Exercise task: Using the records below, locate all lines containing "object" and return them.

Figure data in JSON:
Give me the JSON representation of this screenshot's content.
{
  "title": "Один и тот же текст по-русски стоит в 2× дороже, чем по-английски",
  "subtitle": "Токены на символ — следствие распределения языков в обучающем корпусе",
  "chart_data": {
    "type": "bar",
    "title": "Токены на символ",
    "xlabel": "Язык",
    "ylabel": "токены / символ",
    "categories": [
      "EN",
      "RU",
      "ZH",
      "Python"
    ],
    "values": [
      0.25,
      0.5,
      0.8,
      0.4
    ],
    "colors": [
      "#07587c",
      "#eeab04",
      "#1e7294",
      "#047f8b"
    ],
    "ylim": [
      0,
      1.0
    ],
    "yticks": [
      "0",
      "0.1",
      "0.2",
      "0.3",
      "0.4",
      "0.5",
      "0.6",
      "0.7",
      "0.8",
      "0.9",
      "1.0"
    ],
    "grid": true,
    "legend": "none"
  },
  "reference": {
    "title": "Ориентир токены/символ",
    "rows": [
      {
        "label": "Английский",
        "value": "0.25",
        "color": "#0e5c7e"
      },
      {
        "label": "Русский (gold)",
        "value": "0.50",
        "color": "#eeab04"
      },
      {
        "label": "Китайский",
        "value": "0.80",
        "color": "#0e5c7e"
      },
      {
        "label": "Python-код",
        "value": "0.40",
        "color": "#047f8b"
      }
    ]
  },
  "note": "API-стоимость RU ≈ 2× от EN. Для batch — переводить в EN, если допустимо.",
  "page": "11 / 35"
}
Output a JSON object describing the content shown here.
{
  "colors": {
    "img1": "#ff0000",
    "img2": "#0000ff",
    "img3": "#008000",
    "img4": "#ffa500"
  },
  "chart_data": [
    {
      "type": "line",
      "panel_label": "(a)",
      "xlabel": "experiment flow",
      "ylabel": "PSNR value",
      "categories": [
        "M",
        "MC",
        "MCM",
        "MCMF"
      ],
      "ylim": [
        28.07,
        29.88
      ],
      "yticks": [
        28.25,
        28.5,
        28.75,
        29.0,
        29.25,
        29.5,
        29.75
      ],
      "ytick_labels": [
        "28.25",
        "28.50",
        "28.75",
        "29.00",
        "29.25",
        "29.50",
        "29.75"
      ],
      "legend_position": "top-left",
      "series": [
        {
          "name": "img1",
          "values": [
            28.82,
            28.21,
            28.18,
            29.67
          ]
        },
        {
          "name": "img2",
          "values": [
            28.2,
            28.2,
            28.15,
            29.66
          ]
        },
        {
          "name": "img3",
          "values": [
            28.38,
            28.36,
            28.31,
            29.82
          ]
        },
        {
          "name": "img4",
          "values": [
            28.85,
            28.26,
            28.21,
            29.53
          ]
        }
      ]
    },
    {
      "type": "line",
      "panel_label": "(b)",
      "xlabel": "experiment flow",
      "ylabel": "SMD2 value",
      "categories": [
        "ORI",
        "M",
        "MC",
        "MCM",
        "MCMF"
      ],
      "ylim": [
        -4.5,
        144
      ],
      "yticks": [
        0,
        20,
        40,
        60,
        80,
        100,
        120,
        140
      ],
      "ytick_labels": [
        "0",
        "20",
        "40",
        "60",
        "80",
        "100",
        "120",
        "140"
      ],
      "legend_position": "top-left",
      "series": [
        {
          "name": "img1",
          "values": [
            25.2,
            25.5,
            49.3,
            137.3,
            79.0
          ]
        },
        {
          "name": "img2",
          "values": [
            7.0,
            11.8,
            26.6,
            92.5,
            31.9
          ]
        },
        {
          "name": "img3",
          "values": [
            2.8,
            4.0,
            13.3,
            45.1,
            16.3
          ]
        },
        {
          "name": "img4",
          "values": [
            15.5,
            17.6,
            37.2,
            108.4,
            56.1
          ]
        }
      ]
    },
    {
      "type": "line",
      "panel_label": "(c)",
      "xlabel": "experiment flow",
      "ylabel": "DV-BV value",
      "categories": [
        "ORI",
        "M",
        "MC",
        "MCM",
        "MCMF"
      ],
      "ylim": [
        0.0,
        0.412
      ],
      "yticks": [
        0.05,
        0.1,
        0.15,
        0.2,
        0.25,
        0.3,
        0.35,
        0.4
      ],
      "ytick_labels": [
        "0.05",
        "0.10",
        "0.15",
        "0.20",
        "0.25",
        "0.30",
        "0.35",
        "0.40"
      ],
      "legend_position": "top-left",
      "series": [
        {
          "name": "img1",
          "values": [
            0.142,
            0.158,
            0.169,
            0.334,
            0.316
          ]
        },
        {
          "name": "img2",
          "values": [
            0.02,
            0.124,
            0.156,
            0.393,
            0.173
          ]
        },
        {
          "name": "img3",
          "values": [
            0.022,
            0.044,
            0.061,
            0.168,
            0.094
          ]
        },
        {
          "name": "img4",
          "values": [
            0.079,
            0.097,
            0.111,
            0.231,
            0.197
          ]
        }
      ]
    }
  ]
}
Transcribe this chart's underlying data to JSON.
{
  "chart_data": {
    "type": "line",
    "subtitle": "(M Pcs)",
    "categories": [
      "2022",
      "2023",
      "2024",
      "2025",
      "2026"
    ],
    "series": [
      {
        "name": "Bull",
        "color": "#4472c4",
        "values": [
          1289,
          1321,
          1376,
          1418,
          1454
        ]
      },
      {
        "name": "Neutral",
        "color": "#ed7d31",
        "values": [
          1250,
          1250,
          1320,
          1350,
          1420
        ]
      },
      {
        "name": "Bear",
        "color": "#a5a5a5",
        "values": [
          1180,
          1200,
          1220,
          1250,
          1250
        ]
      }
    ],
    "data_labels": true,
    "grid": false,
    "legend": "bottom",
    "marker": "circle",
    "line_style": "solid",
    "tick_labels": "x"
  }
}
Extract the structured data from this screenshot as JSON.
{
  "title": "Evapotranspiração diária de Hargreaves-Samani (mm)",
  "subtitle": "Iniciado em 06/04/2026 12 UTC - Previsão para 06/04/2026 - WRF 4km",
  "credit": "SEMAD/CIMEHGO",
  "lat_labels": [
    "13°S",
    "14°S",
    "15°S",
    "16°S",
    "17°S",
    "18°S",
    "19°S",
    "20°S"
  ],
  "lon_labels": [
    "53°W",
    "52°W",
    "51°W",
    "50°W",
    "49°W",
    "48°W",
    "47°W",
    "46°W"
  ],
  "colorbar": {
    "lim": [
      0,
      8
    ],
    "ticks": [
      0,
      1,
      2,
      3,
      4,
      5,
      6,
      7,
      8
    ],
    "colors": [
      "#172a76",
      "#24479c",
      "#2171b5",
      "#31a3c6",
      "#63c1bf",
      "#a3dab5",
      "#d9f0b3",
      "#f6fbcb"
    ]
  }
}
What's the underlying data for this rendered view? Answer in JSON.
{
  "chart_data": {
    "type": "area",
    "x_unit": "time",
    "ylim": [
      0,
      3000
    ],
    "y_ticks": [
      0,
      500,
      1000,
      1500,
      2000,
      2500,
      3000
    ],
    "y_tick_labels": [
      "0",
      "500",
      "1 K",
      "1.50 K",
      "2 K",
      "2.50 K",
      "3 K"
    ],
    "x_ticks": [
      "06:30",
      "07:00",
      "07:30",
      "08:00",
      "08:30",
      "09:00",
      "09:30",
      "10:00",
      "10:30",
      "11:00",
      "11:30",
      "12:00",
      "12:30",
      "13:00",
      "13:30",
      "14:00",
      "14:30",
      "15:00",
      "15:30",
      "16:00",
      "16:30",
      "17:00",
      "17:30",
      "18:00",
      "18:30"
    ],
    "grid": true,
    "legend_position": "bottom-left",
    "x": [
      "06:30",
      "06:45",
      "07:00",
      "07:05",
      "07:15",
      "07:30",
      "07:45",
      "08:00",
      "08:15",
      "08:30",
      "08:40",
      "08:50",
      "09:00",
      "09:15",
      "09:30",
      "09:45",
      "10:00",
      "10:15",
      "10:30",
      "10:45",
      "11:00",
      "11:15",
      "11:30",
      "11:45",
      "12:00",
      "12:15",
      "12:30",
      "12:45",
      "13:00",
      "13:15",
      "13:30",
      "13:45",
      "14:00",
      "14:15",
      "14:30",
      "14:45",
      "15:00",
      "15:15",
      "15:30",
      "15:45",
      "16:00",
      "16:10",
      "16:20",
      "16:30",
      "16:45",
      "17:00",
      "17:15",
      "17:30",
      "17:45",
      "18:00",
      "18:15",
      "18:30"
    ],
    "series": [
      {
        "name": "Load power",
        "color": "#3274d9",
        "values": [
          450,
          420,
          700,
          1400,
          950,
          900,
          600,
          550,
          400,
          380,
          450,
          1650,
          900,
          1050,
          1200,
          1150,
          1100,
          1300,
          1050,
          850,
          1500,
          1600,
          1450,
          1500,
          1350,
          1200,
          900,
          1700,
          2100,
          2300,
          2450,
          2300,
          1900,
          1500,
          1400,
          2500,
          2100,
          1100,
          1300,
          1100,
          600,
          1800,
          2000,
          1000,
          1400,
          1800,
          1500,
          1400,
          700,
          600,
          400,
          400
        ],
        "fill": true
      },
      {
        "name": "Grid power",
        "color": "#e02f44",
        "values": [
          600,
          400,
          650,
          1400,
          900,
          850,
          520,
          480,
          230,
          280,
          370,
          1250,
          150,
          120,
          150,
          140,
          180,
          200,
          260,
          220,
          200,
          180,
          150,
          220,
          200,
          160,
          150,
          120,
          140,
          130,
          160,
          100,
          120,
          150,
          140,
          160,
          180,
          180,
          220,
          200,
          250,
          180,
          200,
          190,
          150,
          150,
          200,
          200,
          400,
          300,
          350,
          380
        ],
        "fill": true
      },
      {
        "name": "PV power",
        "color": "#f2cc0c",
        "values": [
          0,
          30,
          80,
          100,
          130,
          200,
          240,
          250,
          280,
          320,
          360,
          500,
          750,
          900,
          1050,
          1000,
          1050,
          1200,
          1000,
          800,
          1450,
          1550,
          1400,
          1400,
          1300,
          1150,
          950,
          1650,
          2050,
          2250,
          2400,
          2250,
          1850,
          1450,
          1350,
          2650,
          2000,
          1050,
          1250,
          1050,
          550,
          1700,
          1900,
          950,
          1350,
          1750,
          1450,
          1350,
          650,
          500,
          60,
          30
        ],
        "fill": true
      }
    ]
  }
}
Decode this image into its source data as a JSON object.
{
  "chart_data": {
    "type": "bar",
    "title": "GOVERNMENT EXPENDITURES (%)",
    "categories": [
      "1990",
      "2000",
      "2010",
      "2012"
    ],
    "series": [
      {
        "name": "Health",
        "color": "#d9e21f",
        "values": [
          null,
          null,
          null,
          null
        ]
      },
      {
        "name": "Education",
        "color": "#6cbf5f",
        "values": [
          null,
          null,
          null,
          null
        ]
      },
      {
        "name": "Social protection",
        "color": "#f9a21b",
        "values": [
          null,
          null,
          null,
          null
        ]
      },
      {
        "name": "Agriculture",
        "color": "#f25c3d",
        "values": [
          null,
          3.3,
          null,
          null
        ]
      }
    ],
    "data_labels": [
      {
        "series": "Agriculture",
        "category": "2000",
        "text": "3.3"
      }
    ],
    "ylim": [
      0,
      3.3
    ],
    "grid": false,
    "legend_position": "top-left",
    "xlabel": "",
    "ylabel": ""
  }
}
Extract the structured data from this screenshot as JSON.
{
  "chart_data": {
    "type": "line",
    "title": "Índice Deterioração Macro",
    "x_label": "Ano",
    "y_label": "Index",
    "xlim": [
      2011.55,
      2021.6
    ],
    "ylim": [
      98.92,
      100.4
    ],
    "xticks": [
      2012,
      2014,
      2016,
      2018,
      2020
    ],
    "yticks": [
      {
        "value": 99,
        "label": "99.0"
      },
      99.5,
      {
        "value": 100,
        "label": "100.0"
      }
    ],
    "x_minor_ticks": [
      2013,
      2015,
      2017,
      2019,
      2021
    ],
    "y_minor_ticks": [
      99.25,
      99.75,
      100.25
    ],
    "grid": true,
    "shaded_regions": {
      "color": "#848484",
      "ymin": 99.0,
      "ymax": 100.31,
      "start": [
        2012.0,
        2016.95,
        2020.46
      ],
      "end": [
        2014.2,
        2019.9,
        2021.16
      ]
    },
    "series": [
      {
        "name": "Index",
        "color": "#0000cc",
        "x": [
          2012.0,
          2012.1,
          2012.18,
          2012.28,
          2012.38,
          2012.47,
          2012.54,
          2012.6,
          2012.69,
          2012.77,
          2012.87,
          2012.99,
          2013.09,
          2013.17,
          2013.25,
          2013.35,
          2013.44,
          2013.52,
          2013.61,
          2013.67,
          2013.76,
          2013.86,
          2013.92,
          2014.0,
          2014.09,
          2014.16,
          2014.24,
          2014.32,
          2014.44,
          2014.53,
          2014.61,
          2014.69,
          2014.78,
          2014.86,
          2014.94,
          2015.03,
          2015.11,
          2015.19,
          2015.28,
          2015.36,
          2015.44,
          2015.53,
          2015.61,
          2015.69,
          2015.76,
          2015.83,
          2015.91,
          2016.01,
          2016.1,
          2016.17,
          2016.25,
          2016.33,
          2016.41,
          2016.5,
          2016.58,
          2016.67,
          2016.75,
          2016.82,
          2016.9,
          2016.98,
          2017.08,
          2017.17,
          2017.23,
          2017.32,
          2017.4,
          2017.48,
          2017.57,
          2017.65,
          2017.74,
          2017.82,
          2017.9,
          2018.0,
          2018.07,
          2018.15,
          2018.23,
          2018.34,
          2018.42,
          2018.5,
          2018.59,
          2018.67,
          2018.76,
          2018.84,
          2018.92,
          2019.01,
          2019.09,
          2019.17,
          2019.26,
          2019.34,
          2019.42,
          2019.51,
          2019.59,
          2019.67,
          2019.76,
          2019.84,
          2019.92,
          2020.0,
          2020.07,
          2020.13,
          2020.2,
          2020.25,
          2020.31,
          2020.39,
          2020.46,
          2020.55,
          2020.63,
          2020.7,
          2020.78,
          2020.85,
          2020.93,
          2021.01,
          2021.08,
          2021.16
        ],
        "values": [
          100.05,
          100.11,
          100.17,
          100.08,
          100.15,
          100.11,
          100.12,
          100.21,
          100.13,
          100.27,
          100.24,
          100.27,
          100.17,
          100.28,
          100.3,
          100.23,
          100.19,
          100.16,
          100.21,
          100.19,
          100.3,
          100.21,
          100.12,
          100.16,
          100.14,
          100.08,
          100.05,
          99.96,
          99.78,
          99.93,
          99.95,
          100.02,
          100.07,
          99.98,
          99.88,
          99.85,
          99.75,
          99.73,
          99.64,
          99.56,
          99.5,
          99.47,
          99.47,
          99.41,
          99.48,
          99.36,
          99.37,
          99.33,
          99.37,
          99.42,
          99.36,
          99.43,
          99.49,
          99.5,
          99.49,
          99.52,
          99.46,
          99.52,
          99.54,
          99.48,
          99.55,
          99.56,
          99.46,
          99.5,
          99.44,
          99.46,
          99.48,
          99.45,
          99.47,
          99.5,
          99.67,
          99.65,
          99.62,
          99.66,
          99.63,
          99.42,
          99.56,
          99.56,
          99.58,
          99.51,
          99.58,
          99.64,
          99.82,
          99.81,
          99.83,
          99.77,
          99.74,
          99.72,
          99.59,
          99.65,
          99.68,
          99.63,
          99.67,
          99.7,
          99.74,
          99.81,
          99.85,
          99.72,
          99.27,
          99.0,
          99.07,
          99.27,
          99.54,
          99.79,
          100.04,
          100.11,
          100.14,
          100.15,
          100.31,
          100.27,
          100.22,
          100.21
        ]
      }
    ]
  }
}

The response:
Output a JSON object describing the content shown here.
Decode this image into its source data as a JSON object.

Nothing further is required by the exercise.